▸ WORK TO DO
Copy the entries below exactly. Images do not belong in the copy.

......

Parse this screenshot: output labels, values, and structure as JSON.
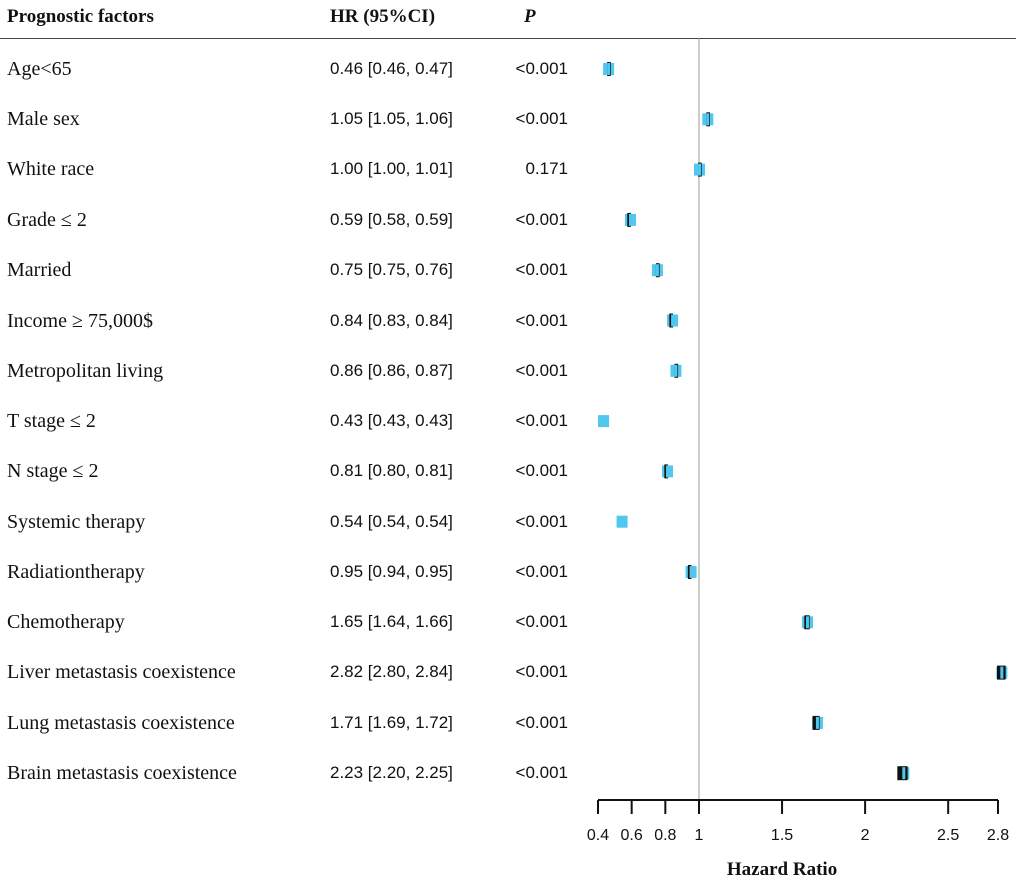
{
  "header": {
    "factor_label": "Prognostic factors",
    "hr_label": "HR (95%CI)",
    "p_label": "P"
  },
  "rows": [
    {
      "factor": "Age<65",
      "hr_text": "0.46 [0.46, 0.47]",
      "p": "<0.001"
    },
    {
      "factor": "Male sex",
      "hr_text": "1.05 [1.05, 1.06]",
      "p": "<0.001"
    },
    {
      "factor": "White race",
      "hr_text": "1.00 [1.00, 1.01]",
      "p": "0.171"
    },
    {
      "factor": "Grade ≤ 2",
      "hr_text": "0.59 [0.58, 0.59]",
      "p": "<0.001"
    },
    {
      "factor": "Married",
      "hr_text": "0.75 [0.75, 0.76]",
      "p": "<0.001"
    },
    {
      "factor": "Income ≥ 75,000$",
      "hr_text": "0.84 [0.83, 0.84]",
      "p": "<0.001"
    },
    {
      "factor": "Metropolitan living",
      "hr_text": "0.86 [0.86, 0.87]",
      "p": "<0.001"
    },
    {
      "factor": "T stage ≤ 2",
      "hr_text": "0.43 [0.43, 0.43]",
      "p": "<0.001"
    },
    {
      "factor": "N stage ≤ 2",
      "hr_text": "0.81 [0.80, 0.81]",
      "p": "<0.001"
    },
    {
      "factor": "Systemic therapy",
      "hr_text": "0.54 [0.54, 0.54]",
      "p": "<0.001"
    },
    {
      "factor": "Radiationtherapy",
      "hr_text": "0.95 [0.94, 0.95]",
      "p": "<0.001"
    },
    {
      "factor": "Chemotherapy",
      "hr_text": "1.65 [1.64, 1.66]",
      "p": "<0.001"
    },
    {
      "factor": "Liver metastasis coexistence",
      "hr_text": "2.82 [2.80, 2.84]",
      "p": "<0.001"
    },
    {
      "factor": "Lung metastasis coexistence",
      "hr_text": "1.71 [1.69, 1.72]",
      "p": "<0.001"
    },
    {
      "factor": "Brain metastasis coexistence",
      "hr_text": "2.23 [2.20, 2.25]",
      "p": "<0.001"
    }
  ],
  "chart_data": {
    "type": "forest",
    "xlabel": "Hazard Ratio",
    "xlim": [
      0.4,
      2.8
    ],
    "reference_line": 1,
    "ticks": [
      0.4,
      0.6,
      0.8,
      1,
      1.5,
      2,
      2.5,
      2.8
    ],
    "tick_labels": [
      "0.4",
      "0.6",
      "0.8",
      "1",
      "1.5",
      "2",
      "2.5",
      "2.8"
    ],
    "series": [
      {
        "name": "Age<65",
        "hr": 0.46,
        "lower": 0.46,
        "upper": 0.47
      },
      {
        "name": "Male sex",
        "hr": 1.05,
        "lower": 1.05,
        "upper": 1.06
      },
      {
        "name": "White race",
        "hr": 1.0,
        "lower": 1.0,
        "upper": 1.01
      },
      {
        "name": "Grade ≤ 2",
        "hr": 0.59,
        "lower": 0.58,
        "upper": 0.59
      },
      {
        "name": "Married",
        "hr": 0.75,
        "lower": 0.75,
        "upper": 0.76
      },
      {
        "name": "Income ≥ 75,000$",
        "hr": 0.84,
        "lower": 0.83,
        "upper": 0.84
      },
      {
        "name": "Metropolitan living",
        "hr": 0.86,
        "lower": 0.86,
        "upper": 0.87
      },
      {
        "name": "T stage ≤ 2",
        "hr": 0.43,
        "lower": 0.43,
        "upper": 0.43
      },
      {
        "name": "N stage ≤ 2",
        "hr": 0.81,
        "lower": 0.8,
        "upper": 0.81
      },
      {
        "name": "Systemic therapy",
        "hr": 0.54,
        "lower": 0.54,
        "upper": 0.54
      },
      {
        "name": "Radiationtherapy",
        "hr": 0.95,
        "lower": 0.94,
        "upper": 0.95
      },
      {
        "name": "Chemotherapy",
        "hr": 1.65,
        "lower": 1.64,
        "upper": 1.66
      },
      {
        "name": "Liver metastasis coexistence",
        "hr": 2.82,
        "lower": 2.8,
        "upper": 2.84
      },
      {
        "name": "Lung metastasis coexistence",
        "hr": 1.71,
        "lower": 1.69,
        "upper": 1.72
      },
      {
        "name": "Brain metastasis coexistence",
        "hr": 2.23,
        "lower": 2.2,
        "upper": 2.25
      }
    ],
    "colors": {
      "marker": "#4fc7ee",
      "ci": "#111111",
      "reference": "#999999",
      "axis": "#111111"
    }
  }
}
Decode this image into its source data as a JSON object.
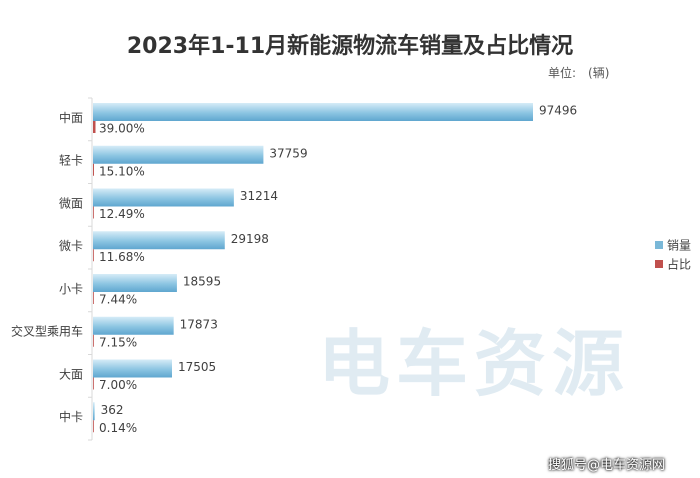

......

▸ IN RESPONSE
Parse this screenshot: output labels, values, and structure as JSON.
{
  "header": {
    "factor_label": "Prognostic factors",
    "hr_label": "HR (95%CI)",
    "p_label": "P"
  },
  "rows": [
    {
      "factor": "Age<65",
      "hr_text": "0.46 [0.46, 0.47]",
      "p": "<0.001"
    },
    {
      "factor": "Male sex",
      "hr_text": "1.05 [1.05, 1.06]",
      "p": "<0.001"
    },
    {
      "factor": "White race",
      "hr_text": "1.00 [1.00, 1.01]",
      "p": "0.171"
    },
    {
      "factor": "Grade ≤ 2",
      "hr_text": "0.59 [0.58, 0.59]",
      "p": "<0.001"
    },
    {
      "factor": "Married",
      "hr_text": "0.75 [0.75, 0.76]",
      "p": "<0.001"
    },
    {
      "factor": "Income ≥ 75,000$",
      "hr_text": "0.84 [0.83, 0.84]",
      "p": "<0.001"
    },
    {
      "factor": "Metropolitan living",
      "hr_text": "0.86 [0.86, 0.87]",
      "p": "<0.001"
    },
    {
      "factor": "T stage ≤ 2",
      "hr_text": "0.43 [0.43, 0.43]",
      "p": "<0.001"
    },
    {
      "factor": "N stage ≤ 2",
      "hr_text": "0.81 [0.80, 0.81]",
      "p": "<0.001"
    },
    {
      "factor": "Systemic therapy",
      "hr_text": "0.54 [0.54, 0.54]",
      "p": "<0.001"
    },
    {
      "factor": "Radiationtherapy",
      "hr_text": "0.95 [0.94, 0.95]",
      "p": "<0.001"
    },
    {
      "factor": "Chemotherapy",
      "hr_text": "1.65 [1.64, 1.66]",
      "p": "<0.001"
    },
    {
      "factor": "Liver metastasis coexistence",
      "hr_text": "2.82 [2.80, 2.84]",
      "p": "<0.001"
    },
    {
      "factor": "Lung metastasis coexistence",
      "hr_text": "1.71 [1.69, 1.72]",
      "p": "<0.001"
    },
    {
      "factor": "Brain metastasis coexistence",
      "hr_text": "2.23 [2.20, 2.25]",
      "p": "<0.001"
    }
  ],
  "chart_data": {
    "type": "forest",
    "xlabel": "Hazard Ratio",
    "xlim": [
      0.4,
      2.8
    ],
    "reference_line": 1,
    "ticks": [
      0.4,
      0.6,
      0.8,
      1,
      1.5,
      2,
      2.5,
      2.8
    ],
    "tick_labels": [
      "0.4",
      "0.6",
      "0.8",
      "1",
      "1.5",
      "2",
      "2.5",
      "2.8"
    ],
    "series": [
      {
        "name": "Age<65",
        "hr": 0.46,
        "lower": 0.46,
        "upper": 0.47
      },
      {
        "name": "Male sex",
        "hr": 1.05,
        "lower": 1.05,
        "upper": 1.06
      },
      {
        "name": "White race",
        "hr": 1.0,
        "lower": 1.0,
        "upper": 1.01
      },
      {
        "name": "Grade ≤ 2",
        "hr": 0.59,
        "lower": 0.58,
        "upper": 0.59
      },
      {
        "name": "Married",
        "hr": 0.75,
        "lower": 0.75,
        "upper": 0.76
      },
      {
        "name": "Income ≥ 75,000$",
        "hr": 0.84,
        "lower": 0.83,
        "upper": 0.84
      },
      {
        "name": "Metropolitan living",
        "hr": 0.86,
        "lower": 0.86,
        "upper": 0.87
      },
      {
        "name": "T stage ≤ 2",
        "hr": 0.43,
        "lower": 0.43,
        "upper": 0.43
      },
      {
        "name": "N stage ≤ 2",
        "hr": 0.81,
        "lower": 0.8,
        "upper": 0.81
      },
      {
        "name": "Systemic therapy",
        "hr": 0.54,
        "lower": 0.54,
        "upper": 0.54
      },
      {
        "name": "Radiationtherapy",
        "hr": 0.95,
        "lower": 0.94,
        "upper": 0.95
      },
      {
        "name": "Chemotherapy",
        "hr": 1.65,
        "lower": 1.64,
        "upper": 1.66
      },
      {
        "name": "Liver metastasis coexistence",
        "hr": 2.82,
        "lower": 2.8,
        "upper": 2.84
      },
      {
        "name": "Lung metastasis coexistence",
        "hr": 1.71,
        "lower": 1.69,
        "upper": 1.72
      },
      {
        "name": "Brain metastasis coexistence",
        "hr": 2.23,
        "lower": 2.2,
        "upper": 2.25
      }
    ],
    "colors": {
      "marker": "#4fc7ee",
      "ci": "#111111",
      "reference": "#999999",
      "axis": "#111111"
    }
  }
}
Decode this image into its source data as a JSON object.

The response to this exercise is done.